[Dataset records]
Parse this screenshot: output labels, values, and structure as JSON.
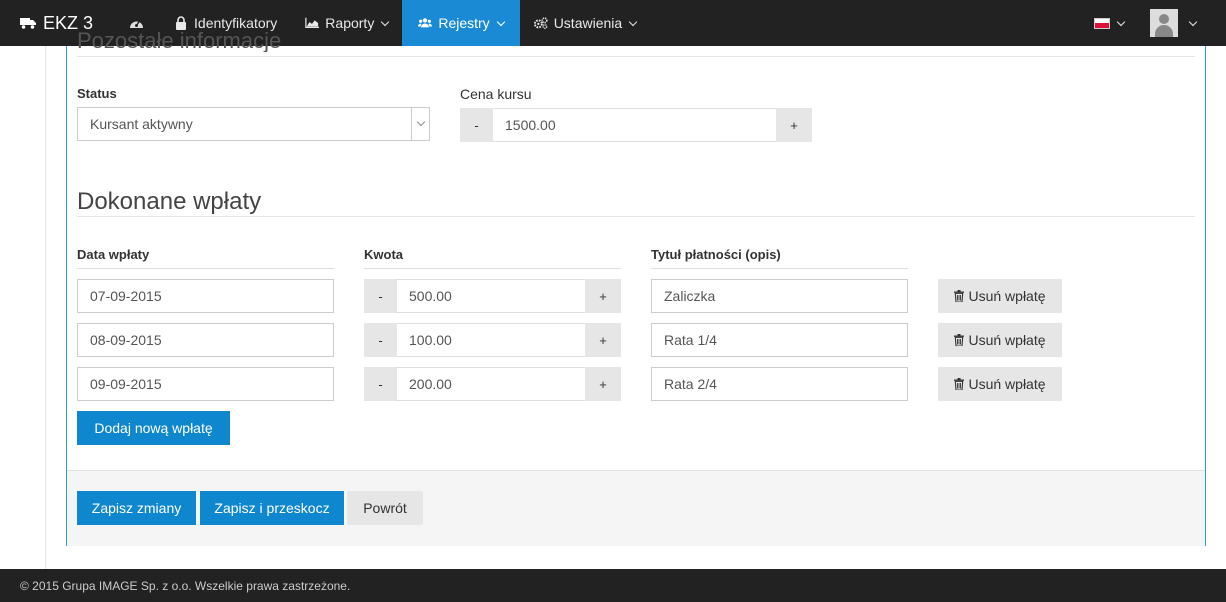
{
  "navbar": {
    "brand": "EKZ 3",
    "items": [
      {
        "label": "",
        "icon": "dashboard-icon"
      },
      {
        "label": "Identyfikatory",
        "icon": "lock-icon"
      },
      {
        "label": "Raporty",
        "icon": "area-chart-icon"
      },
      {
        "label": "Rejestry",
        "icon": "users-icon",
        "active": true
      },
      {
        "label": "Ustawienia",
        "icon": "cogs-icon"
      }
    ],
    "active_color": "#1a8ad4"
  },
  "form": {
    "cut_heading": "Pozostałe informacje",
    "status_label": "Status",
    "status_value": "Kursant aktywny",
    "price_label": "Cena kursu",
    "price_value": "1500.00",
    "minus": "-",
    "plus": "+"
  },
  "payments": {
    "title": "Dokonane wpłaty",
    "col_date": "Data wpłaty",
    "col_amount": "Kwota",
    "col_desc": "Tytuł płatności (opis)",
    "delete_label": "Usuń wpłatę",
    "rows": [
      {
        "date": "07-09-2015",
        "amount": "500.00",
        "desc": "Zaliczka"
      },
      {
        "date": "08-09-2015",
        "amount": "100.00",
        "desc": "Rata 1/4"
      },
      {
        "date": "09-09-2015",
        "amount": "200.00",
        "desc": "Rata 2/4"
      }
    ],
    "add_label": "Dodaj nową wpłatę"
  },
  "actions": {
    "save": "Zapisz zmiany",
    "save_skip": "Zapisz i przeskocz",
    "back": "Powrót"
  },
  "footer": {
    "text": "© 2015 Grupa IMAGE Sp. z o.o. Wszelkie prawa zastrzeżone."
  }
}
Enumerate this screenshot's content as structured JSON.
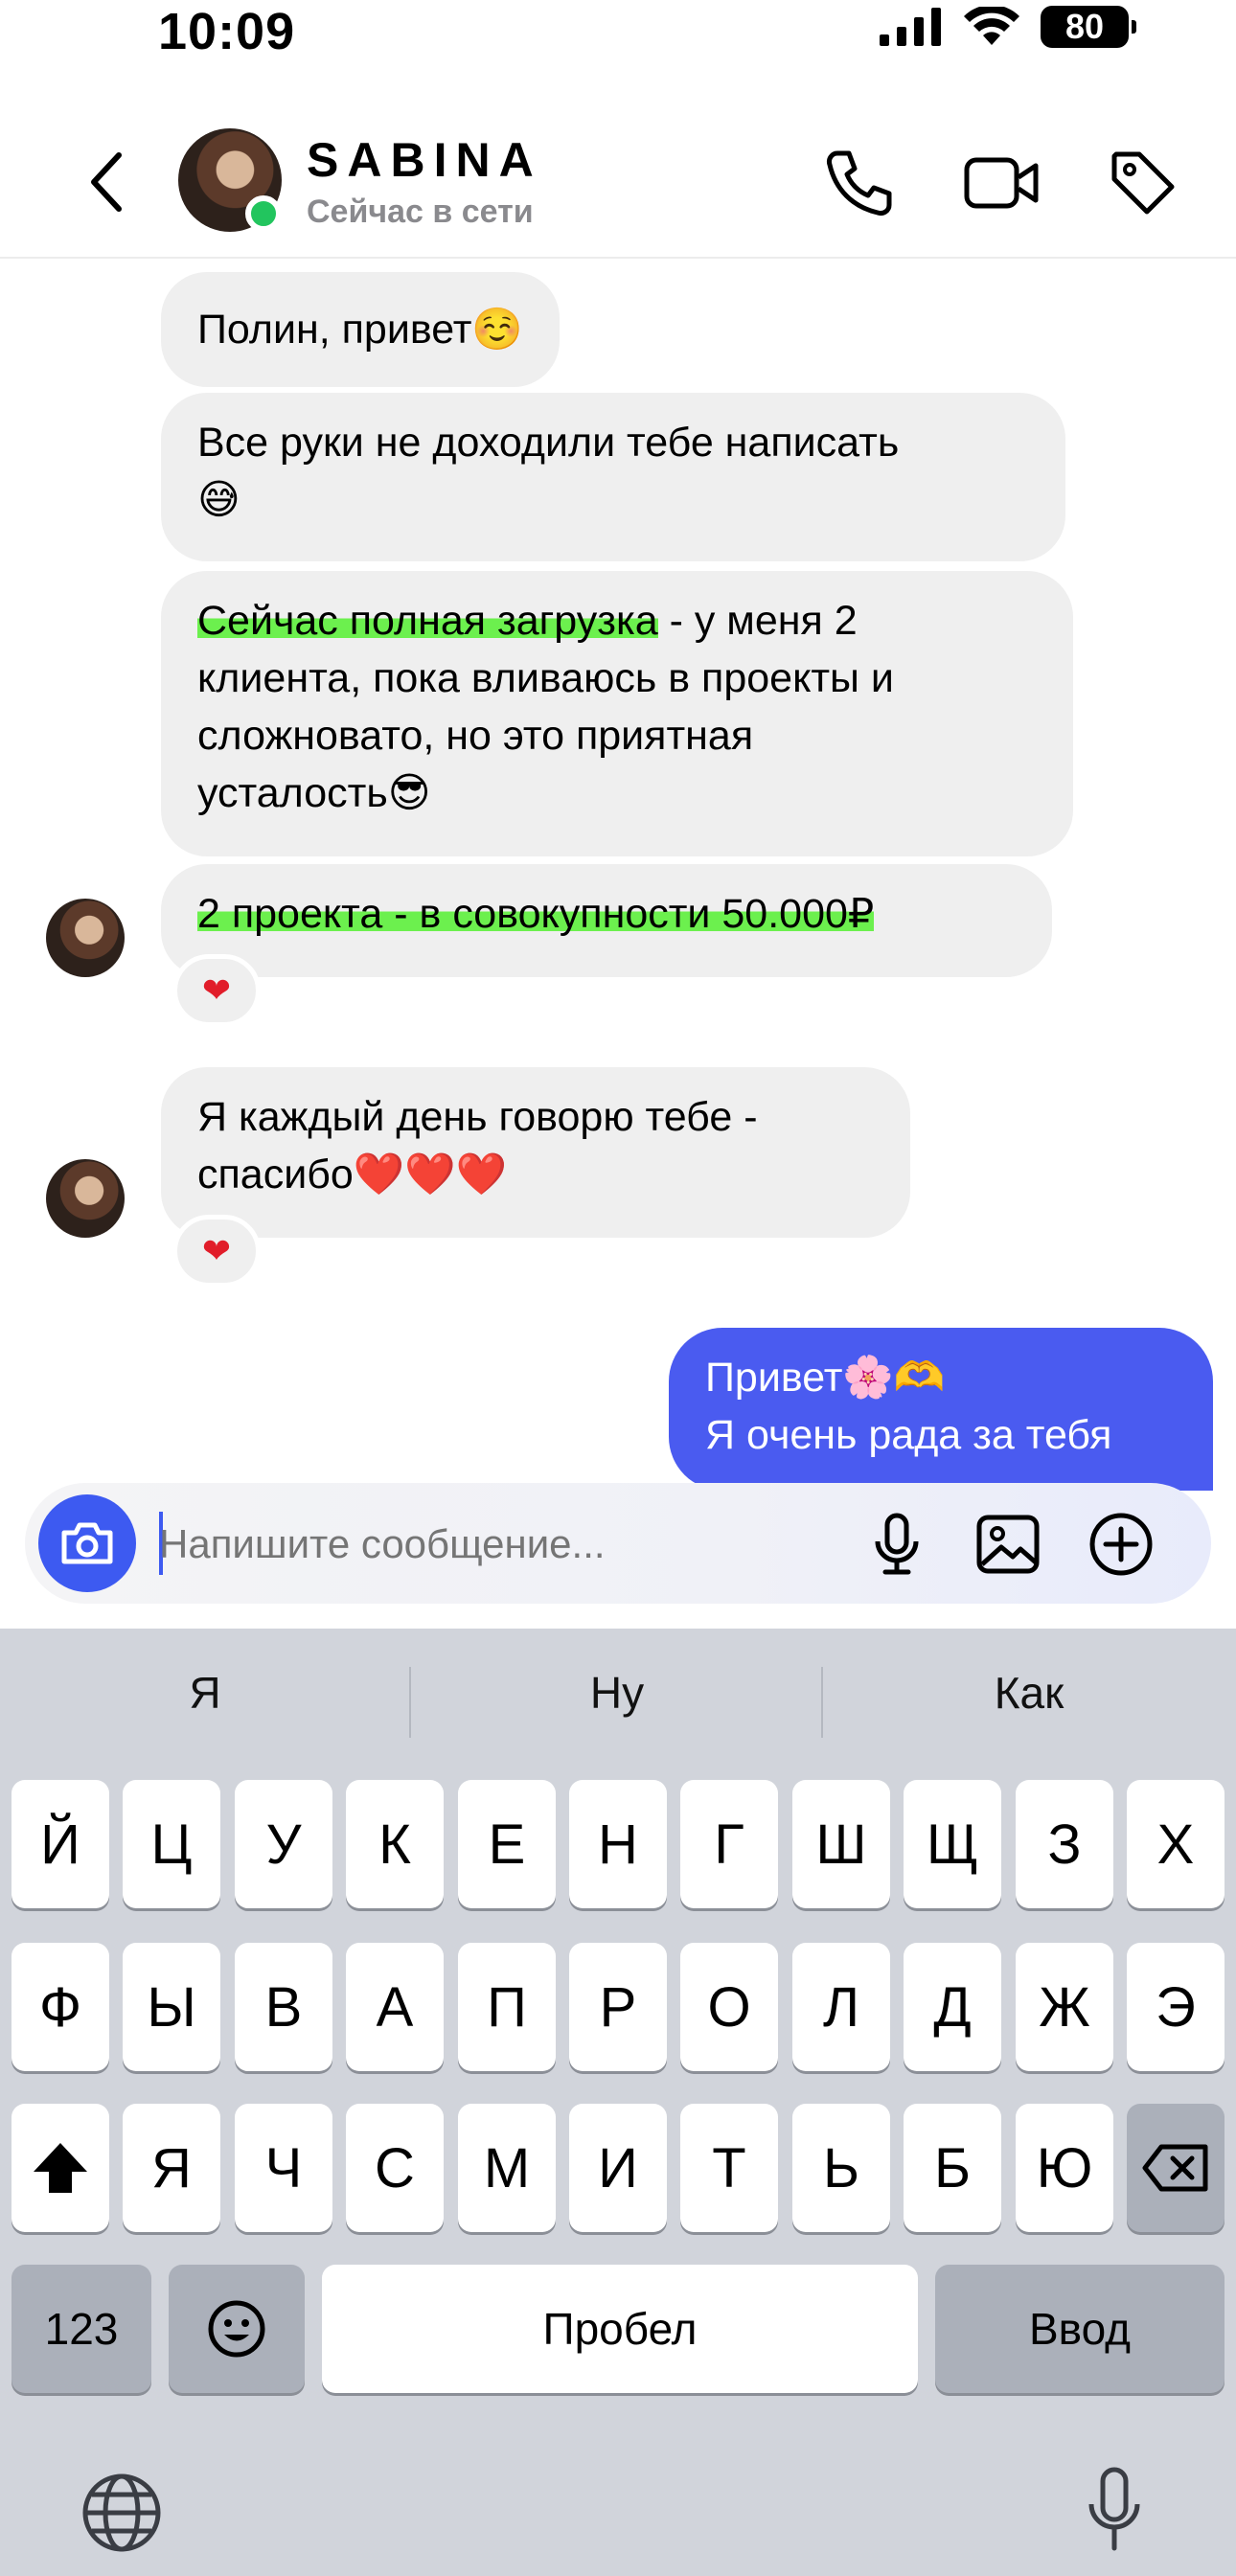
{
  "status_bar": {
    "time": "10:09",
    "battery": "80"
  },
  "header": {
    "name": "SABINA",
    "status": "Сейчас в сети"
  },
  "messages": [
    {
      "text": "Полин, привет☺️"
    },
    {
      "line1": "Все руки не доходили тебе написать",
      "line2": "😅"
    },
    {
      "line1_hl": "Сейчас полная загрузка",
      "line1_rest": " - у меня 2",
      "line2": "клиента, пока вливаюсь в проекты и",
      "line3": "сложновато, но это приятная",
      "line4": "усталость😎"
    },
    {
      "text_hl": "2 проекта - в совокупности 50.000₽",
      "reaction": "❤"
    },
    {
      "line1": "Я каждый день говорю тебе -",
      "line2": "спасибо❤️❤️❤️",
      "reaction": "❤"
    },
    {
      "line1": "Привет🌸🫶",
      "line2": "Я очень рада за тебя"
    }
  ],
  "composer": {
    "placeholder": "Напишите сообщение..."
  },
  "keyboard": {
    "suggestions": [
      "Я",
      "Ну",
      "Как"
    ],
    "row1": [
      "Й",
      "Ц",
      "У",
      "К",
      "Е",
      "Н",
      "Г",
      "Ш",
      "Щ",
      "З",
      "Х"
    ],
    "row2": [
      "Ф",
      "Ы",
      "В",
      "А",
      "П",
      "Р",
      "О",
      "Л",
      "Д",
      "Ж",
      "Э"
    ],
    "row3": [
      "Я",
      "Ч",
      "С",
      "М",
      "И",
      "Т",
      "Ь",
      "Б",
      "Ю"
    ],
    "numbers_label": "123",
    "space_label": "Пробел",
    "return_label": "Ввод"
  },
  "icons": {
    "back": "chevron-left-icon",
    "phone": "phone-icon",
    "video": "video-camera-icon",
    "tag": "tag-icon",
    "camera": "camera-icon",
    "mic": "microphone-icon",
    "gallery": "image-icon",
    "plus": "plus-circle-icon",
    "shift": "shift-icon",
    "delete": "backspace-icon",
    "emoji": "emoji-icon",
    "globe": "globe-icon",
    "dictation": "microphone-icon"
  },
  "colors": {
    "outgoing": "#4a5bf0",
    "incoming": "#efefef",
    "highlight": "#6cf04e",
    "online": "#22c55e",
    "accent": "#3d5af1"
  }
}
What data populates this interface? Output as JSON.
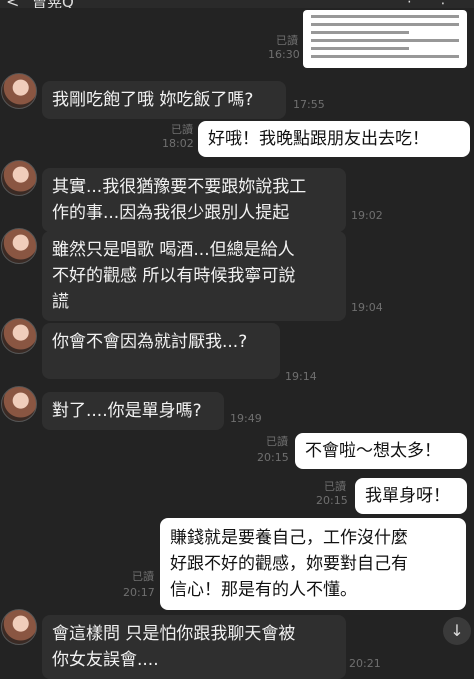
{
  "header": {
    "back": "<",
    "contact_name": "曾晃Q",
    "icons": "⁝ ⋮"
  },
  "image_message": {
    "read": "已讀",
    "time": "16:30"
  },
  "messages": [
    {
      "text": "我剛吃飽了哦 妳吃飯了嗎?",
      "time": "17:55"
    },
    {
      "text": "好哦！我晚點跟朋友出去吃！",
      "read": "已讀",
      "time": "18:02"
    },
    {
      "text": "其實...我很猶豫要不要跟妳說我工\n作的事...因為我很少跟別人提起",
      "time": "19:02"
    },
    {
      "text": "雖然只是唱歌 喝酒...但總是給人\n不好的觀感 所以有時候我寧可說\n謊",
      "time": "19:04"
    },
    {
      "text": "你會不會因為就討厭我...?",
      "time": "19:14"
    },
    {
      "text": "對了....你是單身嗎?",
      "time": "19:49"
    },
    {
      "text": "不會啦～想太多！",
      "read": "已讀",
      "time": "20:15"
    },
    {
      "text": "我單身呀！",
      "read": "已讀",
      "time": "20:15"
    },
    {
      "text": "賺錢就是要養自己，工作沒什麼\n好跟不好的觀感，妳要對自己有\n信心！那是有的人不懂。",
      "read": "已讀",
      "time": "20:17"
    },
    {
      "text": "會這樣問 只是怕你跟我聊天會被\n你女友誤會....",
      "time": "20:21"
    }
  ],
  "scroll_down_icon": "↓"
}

### The exercise
Drop the images and quote the entries word for word.

### Solved problem
Parse this screenshot: output labels, values, and structure as JSON.
{
  "navbar": {
    "brand": "EKZ 3",
    "items": [
      {
        "label": "",
        "icon": "dashboard-icon"
      },
      {
        "label": "Identyfikatory",
        "icon": "lock-icon"
      },
      {
        "label": "Raporty",
        "icon": "area-chart-icon"
      },
      {
        "label": "Rejestry",
        "icon": "users-icon",
        "active": true
      },
      {
        "label": "Ustawienia",
        "icon": "cogs-icon"
      }
    ],
    "active_color": "#1a8ad4"
  },
  "form": {
    "cut_heading": "Pozostałe informacje",
    "status_label": "Status",
    "status_value": "Kursant aktywny",
    "price_label": "Cena kursu",
    "price_value": "1500.00",
    "minus": "-",
    "plus": "+"
  },
  "payments": {
    "title": "Dokonane wpłaty",
    "col_date": "Data wpłaty",
    "col_amount": "Kwota",
    "col_desc": "Tytuł płatności (opis)",
    "delete_label": "Usuń wpłatę",
    "rows": [
      {
        "date": "07-09-2015",
        "amount": "500.00",
        "desc": "Zaliczka"
      },
      {
        "date": "08-09-2015",
        "amount": "100.00",
        "desc": "Rata 1/4"
      },
      {
        "date": "09-09-2015",
        "amount": "200.00",
        "desc": "Rata 2/4"
      }
    ],
    "add_label": "Dodaj nową wpłatę"
  },
  "actions": {
    "save": "Zapisz zmiany",
    "save_skip": "Zapisz i przeskocz",
    "back": "Powrót"
  },
  "footer": {
    "text": "© 2015 Grupa IMAGE Sp. z o.o. Wszelkie prawa zastrzeżone."
  }
}
Enumerate this screenshot's content as structured JSON.
{
  "status_bar": {
    "time": "10:09",
    "battery": "80"
  },
  "header": {
    "name": "SABINA",
    "status": "Сейчас в сети"
  },
  "messages": [
    {
      "text": "Полин, привет☺️"
    },
    {
      "line1": "Все руки не доходили тебе написать",
      "line2": "😅"
    },
    {
      "line1_hl": "Сейчас полная загрузка",
      "line1_rest": " - у меня 2",
      "line2": "клиента, пока вливаюсь в проекты и",
      "line3": "сложновато, но это приятная",
      "line4": "усталость😎"
    },
    {
      "text_hl": "2 проекта - в совокупности 50.000₽",
      "reaction": "❤"
    },
    {
      "line1": "Я каждый день говорю тебе -",
      "line2": "спасибо❤️❤️❤️",
      "reaction": "❤"
    },
    {
      "line1": "Привет🌸🫶",
      "line2": "Я очень рада за тебя"
    }
  ],
  "composer": {
    "placeholder": "Напишите сообщение..."
  },
  "keyboard": {
    "suggestions": [
      "Я",
      "Ну",
      "Как"
    ],
    "row1": [
      "Й",
      "Ц",
      "У",
      "К",
      "Е",
      "Н",
      "Г",
      "Ш",
      "Щ",
      "З",
      "Х"
    ],
    "row2": [
      "Ф",
      "Ы",
      "В",
      "А",
      "П",
      "Р",
      "О",
      "Л",
      "Д",
      "Ж",
      "Э"
    ],
    "row3": [
      "Я",
      "Ч",
      "С",
      "М",
      "И",
      "Т",
      "Ь",
      "Б",
      "Ю"
    ],
    "numbers_label": "123",
    "space_label": "Пробел",
    "return_label": "Ввод"
  },
  "icons": {
    "back": "chevron-left-icon",
    "phone": "phone-icon",
    "video": "video-camera-icon",
    "tag": "tag-icon",
    "camera": "camera-icon",
    "mic": "microphone-icon",
    "gallery": "image-icon",
    "plus": "plus-circle-icon",
    "shift": "shift-icon",
    "delete": "backspace-icon",
    "emoji": "emoji-icon",
    "globe": "globe-icon",
    "dictation": "microphone-icon"
  },
  "colors": {
    "outgoing": "#4a5bf0",
    "incoming": "#efefef",
    "highlight": "#6cf04e",
    "online": "#22c55e",
    "accent": "#3d5af1"
  }
}
What data populates this interface? Output as JSON.
{
  "header": {
    "back": "<",
    "contact_name": "曾晃Q",
    "icons": "⁝ ⋮"
  },
  "image_message": {
    "read": "已讀",
    "time": "16:30"
  },
  "messages": [
    {
      "text": "我剛吃飽了哦 妳吃飯了嗎?",
      "time": "17:55"
    },
    {
      "text": "好哦！我晚點跟朋友出去吃！",
      "read": "已讀",
      "time": "18:02"
    },
    {
      "text": "其實...我很猶豫要不要跟妳說我工\n作的事...因為我很少跟別人提起",
      "time": "19:02"
    },
    {
      "text": "雖然只是唱歌 喝酒...但總是給人\n不好的觀感 所以有時候我寧可說\n謊",
      "time": "19:04"
    },
    {
      "text": "你會不會因為就討厭我...?",
      "time": "19:14"
    },
    {
      "text": "對了....你是單身嗎?",
      "time": "19:49"
    },
    {
      "text": "不會啦～想太多！",
      "read": "已讀",
      "time": "20:15"
    },
    {
      "text": "我單身呀！",
      "read": "已讀",
      "time": "20:15"
    },
    {
      "text": "賺錢就是要養自己，工作沒什麼\n好跟不好的觀感，妳要對自己有\n信心！那是有的人不懂。",
      "read": "已讀",
      "time": "20:17"
    },
    {
      "text": "會這樣問 只是怕你跟我聊天會被\n你女友誤會....",
      "time": "20:21"
    }
  ],
  "scroll_down_icon": "↓"
}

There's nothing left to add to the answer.